## SHORT TASK
Copy out all the entries exactly.
— BEGIN MATERIAL FOR THE TASK —
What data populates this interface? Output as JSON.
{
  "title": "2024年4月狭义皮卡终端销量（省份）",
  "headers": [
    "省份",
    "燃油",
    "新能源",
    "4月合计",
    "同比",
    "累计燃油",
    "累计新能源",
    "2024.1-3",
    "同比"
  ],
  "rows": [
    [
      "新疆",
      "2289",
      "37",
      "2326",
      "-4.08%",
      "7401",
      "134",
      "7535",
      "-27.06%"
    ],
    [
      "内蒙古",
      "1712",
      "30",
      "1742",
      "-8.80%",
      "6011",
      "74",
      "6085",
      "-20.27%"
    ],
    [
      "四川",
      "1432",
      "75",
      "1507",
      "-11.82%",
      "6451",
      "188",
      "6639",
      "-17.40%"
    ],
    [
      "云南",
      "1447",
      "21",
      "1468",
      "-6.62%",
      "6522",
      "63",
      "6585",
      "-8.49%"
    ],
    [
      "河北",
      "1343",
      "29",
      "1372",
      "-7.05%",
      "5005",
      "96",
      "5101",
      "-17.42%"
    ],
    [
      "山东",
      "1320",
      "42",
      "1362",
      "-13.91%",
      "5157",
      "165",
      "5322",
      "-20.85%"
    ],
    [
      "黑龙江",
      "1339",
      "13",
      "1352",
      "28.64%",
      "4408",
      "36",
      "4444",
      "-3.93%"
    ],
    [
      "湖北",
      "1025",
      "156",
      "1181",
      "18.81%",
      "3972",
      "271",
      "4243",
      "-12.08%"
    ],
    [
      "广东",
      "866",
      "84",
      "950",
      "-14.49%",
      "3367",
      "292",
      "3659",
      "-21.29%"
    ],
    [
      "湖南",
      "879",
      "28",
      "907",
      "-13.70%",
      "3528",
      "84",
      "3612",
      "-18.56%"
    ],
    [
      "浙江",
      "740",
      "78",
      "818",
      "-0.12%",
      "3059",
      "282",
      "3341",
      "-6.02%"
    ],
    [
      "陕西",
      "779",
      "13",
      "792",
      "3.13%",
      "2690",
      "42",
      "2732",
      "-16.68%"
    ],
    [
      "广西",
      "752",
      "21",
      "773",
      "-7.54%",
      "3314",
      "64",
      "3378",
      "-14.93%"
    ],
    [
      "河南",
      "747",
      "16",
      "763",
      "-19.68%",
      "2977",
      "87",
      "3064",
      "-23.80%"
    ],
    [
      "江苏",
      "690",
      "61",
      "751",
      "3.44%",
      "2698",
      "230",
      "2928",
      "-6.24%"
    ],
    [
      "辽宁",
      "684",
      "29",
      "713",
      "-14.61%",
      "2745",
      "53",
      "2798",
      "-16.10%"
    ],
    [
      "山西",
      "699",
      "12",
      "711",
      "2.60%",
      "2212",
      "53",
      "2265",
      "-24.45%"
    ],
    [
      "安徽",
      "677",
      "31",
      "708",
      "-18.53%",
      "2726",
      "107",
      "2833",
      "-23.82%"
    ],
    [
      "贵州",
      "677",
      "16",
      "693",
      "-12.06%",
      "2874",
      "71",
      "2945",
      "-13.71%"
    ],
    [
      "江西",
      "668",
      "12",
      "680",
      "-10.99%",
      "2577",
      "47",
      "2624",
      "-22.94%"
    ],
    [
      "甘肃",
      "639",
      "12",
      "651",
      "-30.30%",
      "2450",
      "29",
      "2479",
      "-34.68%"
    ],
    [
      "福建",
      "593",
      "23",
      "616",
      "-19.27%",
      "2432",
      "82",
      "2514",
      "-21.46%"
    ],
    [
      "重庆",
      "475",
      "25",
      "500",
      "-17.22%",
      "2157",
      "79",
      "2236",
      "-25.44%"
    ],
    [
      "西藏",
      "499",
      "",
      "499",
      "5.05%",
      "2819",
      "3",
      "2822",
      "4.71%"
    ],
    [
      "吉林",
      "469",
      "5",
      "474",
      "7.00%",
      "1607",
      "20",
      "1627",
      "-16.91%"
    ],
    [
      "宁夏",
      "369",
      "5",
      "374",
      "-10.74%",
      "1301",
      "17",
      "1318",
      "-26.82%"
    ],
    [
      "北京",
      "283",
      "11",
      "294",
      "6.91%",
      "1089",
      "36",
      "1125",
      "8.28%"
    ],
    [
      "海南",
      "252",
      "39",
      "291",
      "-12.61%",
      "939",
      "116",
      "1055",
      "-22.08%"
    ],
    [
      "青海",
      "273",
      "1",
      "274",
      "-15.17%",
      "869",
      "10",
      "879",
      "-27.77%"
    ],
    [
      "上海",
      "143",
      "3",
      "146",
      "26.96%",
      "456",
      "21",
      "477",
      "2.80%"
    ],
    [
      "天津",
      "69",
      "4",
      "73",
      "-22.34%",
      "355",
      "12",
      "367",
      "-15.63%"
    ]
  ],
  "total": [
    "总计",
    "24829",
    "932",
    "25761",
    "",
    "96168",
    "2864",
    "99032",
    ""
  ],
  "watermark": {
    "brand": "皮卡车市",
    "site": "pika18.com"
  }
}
— END MATERIAL FOR THE TASK —
## TASK SOLUTION
What data populates this interface? Output as JSON.
{
  "title": "2024年4月狭义皮卡终端销量（省份）",
  "headers": [
    "省份",
    "燃油",
    "新能源",
    "4月合计",
    "同比",
    "累计燃油",
    "累计新能源",
    "2024.1-3",
    "同比"
  ],
  "rows": [
    [
      "新疆",
      "2289",
      "37",
      "2326",
      "-4.08%",
      "7401",
      "134",
      "7535",
      "-27.06%"
    ],
    [
      "内蒙古",
      "1712",
      "30",
      "1742",
      "-8.80%",
      "6011",
      "74",
      "6085",
      "-20.27%"
    ],
    [
      "四川",
      "1432",
      "75",
      "1507",
      "-11.82%",
      "6451",
      "188",
      "6639",
      "-17.40%"
    ],
    [
      "云南",
      "1447",
      "21",
      "1468",
      "-6.62%",
      "6522",
      "63",
      "6585",
      "-8.49%"
    ],
    [
      "河北",
      "1343",
      "29",
      "1372",
      "-7.05%",
      "5005",
      "96",
      "5101",
      "-17.42%"
    ],
    [
      "山东",
      "1320",
      "42",
      "1362",
      "-13.91%",
      "5157",
      "165",
      "5322",
      "-20.85%"
    ],
    [
      "黑龙江",
      "1339",
      "13",
      "1352",
      "28.64%",
      "4408",
      "36",
      "4444",
      "-3.93%"
    ],
    [
      "湖北",
      "1025",
      "156",
      "1181",
      "18.81%",
      "3972",
      "271",
      "4243",
      "-12.08%"
    ],
    [
      "广东",
      "866",
      "84",
      "950",
      "-14.49%",
      "3367",
      "292",
      "3659",
      "-21.29%"
    ],
    [
      "湖南",
      "879",
      "28",
      "907",
      "-13.70%",
      "3528",
      "84",
      "3612",
      "-18.56%"
    ],
    [
      "浙江",
      "740",
      "78",
      "818",
      "-0.12%",
      "3059",
      "282",
      "3341",
      "-6.02%"
    ],
    [
      "陕西",
      "779",
      "13",
      "792",
      "3.13%",
      "2690",
      "42",
      "2732",
      "-16.68%"
    ],
    [
      "广西",
      "752",
      "21",
      "773",
      "-7.54%",
      "3314",
      "64",
      "3378",
      "-14.93%"
    ],
    [
      "河南",
      "747",
      "16",
      "763",
      "-19.68%",
      "2977",
      "87",
      "3064",
      "-23.80%"
    ],
    [
      "江苏",
      "690",
      "61",
      "751",
      "3.44%",
      "2698",
      "230",
      "2928",
      "-6.24%"
    ],
    [
      "辽宁",
      "684",
      "29",
      "713",
      "-14.61%",
      "2745",
      "53",
      "2798",
      "-16.10%"
    ],
    [
      "山西",
      "699",
      "12",
      "711",
      "2.60%",
      "2212",
      "53",
      "2265",
      "-24.45%"
    ],
    [
      "安徽",
      "677",
      "31",
      "708",
      "-18.53%",
      "2726",
      "107",
      "2833",
      "-23.82%"
    ],
    [
      "贵州",
      "677",
      "16",
      "693",
      "-12.06%",
      "2874",
      "71",
      "2945",
      "-13.71%"
    ],
    [
      "江西",
      "668",
      "12",
      "680",
      "-10.99%",
      "2577",
      "47",
      "2624",
      "-22.94%"
    ],
    [
      "甘肃",
      "639",
      "12",
      "651",
      "-30.30%",
      "2450",
      "29",
      "2479",
      "-34.68%"
    ],
    [
      "福建",
      "593",
      "23",
      "616",
      "-19.27%",
      "2432",
      "82",
      "2514",
      "-21.46%"
    ],
    [
      "重庆",
      "475",
      "25",
      "500",
      "-17.22%",
      "2157",
      "79",
      "2236",
      "-25.44%"
    ],
    [
      "西藏",
      "499",
      "",
      "499",
      "5.05%",
      "2819",
      "3",
      "2822",
      "4.71%"
    ],
    [
      "吉林",
      "469",
      "5",
      "474",
      "7.00%",
      "1607",
      "20",
      "1627",
      "-16.91%"
    ],
    [
      "宁夏",
      "369",
      "5",
      "374",
      "-10.74%",
      "1301",
      "17",
      "1318",
      "-26.82%"
    ],
    [
      "北京",
      "283",
      "11",
      "294",
      "6.91%",
      "1089",
      "36",
      "1125",
      "8.28%"
    ],
    [
      "海南",
      "252",
      "39",
      "291",
      "-12.61%",
      "939",
      "116",
      "1055",
      "-22.08%"
    ],
    [
      "青海",
      "273",
      "1",
      "274",
      "-15.17%",
      "869",
      "10",
      "879",
      "-27.77%"
    ],
    [
      "上海",
      "143",
      "3",
      "146",
      "26.96%",
      "456",
      "21",
      "477",
      "2.80%"
    ],
    [
      "天津",
      "69",
      "4",
      "73",
      "-22.34%",
      "355",
      "12",
      "367",
      "-15.63%"
    ]
  ],
  "total": [
    "总计",
    "24829",
    "932",
    "25761",
    "",
    "96168",
    "2864",
    "99032",
    ""
  ],
  "watermark": {
    "brand": "皮卡车市",
    "site": "pika18.com"
  }
}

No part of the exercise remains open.